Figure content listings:
— Start —
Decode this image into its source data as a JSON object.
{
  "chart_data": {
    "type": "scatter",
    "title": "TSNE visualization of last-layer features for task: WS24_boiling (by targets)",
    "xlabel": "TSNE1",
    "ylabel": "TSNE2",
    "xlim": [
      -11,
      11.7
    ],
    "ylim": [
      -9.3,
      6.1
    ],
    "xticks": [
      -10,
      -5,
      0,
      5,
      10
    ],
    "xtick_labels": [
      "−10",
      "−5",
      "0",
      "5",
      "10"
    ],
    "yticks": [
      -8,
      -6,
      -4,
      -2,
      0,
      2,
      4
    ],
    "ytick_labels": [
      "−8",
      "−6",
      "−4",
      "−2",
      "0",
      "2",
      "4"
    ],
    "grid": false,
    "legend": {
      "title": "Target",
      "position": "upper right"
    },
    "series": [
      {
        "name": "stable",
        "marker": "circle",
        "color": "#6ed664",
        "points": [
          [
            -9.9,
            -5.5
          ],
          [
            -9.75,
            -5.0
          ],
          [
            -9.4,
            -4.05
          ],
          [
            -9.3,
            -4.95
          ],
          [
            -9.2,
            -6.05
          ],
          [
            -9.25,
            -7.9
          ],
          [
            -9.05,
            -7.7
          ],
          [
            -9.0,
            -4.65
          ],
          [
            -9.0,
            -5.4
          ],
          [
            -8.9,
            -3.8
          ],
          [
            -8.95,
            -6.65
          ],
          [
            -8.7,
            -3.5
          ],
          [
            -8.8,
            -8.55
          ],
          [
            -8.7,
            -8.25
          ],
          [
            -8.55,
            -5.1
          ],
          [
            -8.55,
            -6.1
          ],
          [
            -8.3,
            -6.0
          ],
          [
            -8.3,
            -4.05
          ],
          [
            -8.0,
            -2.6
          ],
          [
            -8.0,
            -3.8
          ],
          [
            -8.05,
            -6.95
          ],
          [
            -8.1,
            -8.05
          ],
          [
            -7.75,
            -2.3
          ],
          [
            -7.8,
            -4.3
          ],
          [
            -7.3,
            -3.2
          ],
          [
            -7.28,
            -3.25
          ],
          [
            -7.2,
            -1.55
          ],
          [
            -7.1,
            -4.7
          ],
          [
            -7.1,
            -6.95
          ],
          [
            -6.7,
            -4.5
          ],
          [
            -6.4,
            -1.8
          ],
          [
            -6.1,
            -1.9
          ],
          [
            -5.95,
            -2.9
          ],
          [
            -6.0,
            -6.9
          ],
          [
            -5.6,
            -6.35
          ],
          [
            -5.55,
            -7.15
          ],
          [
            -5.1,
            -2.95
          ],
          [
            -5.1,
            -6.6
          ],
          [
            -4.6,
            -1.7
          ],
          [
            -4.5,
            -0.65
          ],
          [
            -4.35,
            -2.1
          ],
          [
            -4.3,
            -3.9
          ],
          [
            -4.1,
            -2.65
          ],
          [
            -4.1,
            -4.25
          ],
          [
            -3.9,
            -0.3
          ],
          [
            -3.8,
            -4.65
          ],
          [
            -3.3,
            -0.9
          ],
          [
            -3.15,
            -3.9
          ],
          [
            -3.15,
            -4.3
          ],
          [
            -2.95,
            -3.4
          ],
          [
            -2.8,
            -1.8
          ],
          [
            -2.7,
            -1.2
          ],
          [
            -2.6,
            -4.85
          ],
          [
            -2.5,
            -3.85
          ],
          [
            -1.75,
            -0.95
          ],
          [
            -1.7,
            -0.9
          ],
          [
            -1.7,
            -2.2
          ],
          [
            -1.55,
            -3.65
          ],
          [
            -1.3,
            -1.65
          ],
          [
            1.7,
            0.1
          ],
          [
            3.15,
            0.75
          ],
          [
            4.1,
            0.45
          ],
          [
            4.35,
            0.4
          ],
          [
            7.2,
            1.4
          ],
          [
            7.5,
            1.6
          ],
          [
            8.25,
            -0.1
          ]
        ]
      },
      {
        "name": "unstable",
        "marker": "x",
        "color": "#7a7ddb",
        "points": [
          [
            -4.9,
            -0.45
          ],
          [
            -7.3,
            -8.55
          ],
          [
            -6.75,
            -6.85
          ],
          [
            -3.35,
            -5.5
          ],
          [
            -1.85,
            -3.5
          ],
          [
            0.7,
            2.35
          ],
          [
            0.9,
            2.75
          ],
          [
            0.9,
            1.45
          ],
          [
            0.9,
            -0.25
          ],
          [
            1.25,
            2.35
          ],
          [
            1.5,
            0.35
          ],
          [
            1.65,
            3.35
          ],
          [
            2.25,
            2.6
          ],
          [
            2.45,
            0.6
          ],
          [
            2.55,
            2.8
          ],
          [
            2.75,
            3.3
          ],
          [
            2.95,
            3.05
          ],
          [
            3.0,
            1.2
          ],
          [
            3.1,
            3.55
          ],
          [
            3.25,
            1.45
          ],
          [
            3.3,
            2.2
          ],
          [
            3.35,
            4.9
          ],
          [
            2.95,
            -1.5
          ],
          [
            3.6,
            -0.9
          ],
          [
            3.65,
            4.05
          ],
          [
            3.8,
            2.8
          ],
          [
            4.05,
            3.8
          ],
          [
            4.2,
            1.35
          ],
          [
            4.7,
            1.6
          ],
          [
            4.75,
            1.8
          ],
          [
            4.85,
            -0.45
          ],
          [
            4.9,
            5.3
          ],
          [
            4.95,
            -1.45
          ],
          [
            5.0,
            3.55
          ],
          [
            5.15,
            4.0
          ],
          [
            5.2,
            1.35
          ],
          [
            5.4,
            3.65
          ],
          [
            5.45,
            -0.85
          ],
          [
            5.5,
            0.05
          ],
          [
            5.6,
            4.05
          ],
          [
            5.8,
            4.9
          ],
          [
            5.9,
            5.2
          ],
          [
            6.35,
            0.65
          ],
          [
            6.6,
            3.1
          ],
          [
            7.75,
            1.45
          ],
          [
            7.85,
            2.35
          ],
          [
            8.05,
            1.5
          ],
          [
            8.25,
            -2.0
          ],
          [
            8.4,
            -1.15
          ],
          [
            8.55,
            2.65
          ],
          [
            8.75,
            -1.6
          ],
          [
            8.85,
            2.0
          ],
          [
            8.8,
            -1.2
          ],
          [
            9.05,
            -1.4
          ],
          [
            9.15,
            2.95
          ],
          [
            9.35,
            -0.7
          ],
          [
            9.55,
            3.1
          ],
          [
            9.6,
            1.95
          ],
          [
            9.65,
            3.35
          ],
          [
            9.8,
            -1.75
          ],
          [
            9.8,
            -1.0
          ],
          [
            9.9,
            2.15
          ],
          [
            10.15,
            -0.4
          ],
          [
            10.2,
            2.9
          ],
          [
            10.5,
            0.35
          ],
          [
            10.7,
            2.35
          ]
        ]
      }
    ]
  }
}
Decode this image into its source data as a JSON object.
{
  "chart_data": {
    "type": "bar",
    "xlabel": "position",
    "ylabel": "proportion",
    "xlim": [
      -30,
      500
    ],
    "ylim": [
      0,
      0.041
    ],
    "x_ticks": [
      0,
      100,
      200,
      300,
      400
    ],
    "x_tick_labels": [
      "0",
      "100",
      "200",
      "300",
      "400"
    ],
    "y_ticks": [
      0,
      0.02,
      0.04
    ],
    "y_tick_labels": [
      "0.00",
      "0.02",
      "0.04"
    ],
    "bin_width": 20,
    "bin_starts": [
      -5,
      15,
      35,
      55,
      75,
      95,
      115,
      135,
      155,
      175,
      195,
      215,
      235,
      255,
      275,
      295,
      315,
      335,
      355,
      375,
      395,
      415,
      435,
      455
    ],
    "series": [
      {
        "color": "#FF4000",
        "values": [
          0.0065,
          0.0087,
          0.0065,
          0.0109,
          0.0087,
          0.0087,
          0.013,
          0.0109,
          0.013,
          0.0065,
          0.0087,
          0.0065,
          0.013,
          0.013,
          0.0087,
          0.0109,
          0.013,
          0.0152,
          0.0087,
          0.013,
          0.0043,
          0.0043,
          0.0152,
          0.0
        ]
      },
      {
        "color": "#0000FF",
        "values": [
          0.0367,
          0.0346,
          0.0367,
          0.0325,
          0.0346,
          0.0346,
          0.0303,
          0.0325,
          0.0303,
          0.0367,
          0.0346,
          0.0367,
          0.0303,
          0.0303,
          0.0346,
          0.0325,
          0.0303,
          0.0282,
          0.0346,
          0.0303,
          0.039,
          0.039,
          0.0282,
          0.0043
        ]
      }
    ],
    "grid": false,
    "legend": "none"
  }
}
— End —
* **WHAT THE TASK REQUIRES**: Report every line in the data above in which the word "color" appears.

* **SOLUTION**:
        "color": "#6ed664",
        "color": "#7a7ddb",
        "color": "#FF4000",
        "color": "#0000FF",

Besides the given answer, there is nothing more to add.